Read the records and write them out again exactly.
-- START Supplied entries --
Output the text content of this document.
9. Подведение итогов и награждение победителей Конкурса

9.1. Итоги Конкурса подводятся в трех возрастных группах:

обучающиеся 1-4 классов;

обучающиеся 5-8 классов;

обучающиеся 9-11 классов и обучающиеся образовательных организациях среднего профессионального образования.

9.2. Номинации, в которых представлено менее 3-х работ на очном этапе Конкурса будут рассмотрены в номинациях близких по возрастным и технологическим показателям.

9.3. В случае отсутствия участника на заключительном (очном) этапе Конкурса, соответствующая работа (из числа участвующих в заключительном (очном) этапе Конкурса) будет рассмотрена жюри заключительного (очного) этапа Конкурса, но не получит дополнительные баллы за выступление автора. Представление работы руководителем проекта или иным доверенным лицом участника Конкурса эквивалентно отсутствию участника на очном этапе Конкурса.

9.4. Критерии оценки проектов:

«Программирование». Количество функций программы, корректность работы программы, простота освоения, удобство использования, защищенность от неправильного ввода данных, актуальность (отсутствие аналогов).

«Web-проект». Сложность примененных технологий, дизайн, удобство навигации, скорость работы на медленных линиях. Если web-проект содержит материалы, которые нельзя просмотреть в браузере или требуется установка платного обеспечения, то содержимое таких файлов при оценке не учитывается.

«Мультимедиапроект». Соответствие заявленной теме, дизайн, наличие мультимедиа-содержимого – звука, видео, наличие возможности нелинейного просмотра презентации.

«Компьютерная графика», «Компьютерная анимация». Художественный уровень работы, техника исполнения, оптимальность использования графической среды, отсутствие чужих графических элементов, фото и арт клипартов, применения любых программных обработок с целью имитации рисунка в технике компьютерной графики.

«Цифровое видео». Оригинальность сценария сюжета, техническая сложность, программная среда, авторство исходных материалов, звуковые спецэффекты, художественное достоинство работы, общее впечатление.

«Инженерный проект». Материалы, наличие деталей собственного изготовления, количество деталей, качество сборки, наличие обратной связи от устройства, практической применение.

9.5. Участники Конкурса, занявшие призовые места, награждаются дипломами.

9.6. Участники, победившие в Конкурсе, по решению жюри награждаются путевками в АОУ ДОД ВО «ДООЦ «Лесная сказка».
-- END Supplied entries --
| Result for this task |
Output the text content of this document.
9. Подведение итогов и награждение победителей Конкурса

9.1. Итоги Конкурса подводятся в трех возрастных группах:

обучающиеся 1-4 классов;

обучающиеся 5-8 классов;

обучающиеся 9-11 классов и обучающиеся образовательных организациях среднего профессионального образования.

9.2. Номинации, в которых представлено менее 3-х работ на очном этапе Конкурса будут рассмотрены в номинациях близких по возрастным и технологическим показателям.

9.3. В случае отсутствия участника на заключительном (очном) этапе Конкурса, соответствующая работа (из числа участвующих в заключительном (очном) этапе Конкурса) будет рассмотрена жюри заключительного (очного) этапа Конкурса, но не получит дополнительные баллы за выступление автора. Представление работы руководителем проекта или иным доверенным лицом участника Конкурса эквивалентно отсутствию участника на очном этапе Конкурса.

9.4. Критерии оценки проектов:

«Программирование». Количество функций программы, корректность работы программы, простота освоения, удобство использования, защищенность от неправильного ввода данных, актуальность (отсутствие аналогов).

«Web-проект». Сложность примененных технологий, дизайн, удобство навигации, скорость работы на медленных линиях. Если web-проект содержит материалы, которые нельзя просмотреть в браузере или требуется установка платного обеспечения, то содержимое таких файлов при оценке не учитывается.

«Мультимедиапроект». Соответствие заявленной теме, дизайн, наличие мультимедиа-содержимого – звука, видео, наличие возможности нелинейного просмотра презентации.

«Компьютерная графика», «Компьютерная анимация». Художественный уровень работы, техника исполнения, оптимальность использования графической среды, отсутствие чужих графических элементов, фото и арт клипартов, применения любых программных обработок с целью имитации рисунка в технике компьютерной графики.

«Цифровое видео». Оригинальность сценария сюжета, техническая сложность, программная среда, авторство исходных материалов, звуковые спецэффекты, художественное достоинство работы, общее впечатление.

«Инженерный проект». Материалы, наличие деталей собственного изготовления, количество деталей, качество сборки, наличие обратной связи от устройства, практической применение.

9.5. Участники Конкурса, занявшие призовые места, награждаются дипломами.

9.6. Участники, победившие в Конкурсе, по решению жюри награждаются путевками в АОУ ДОД ВО «ДООЦ «Лесная сказка».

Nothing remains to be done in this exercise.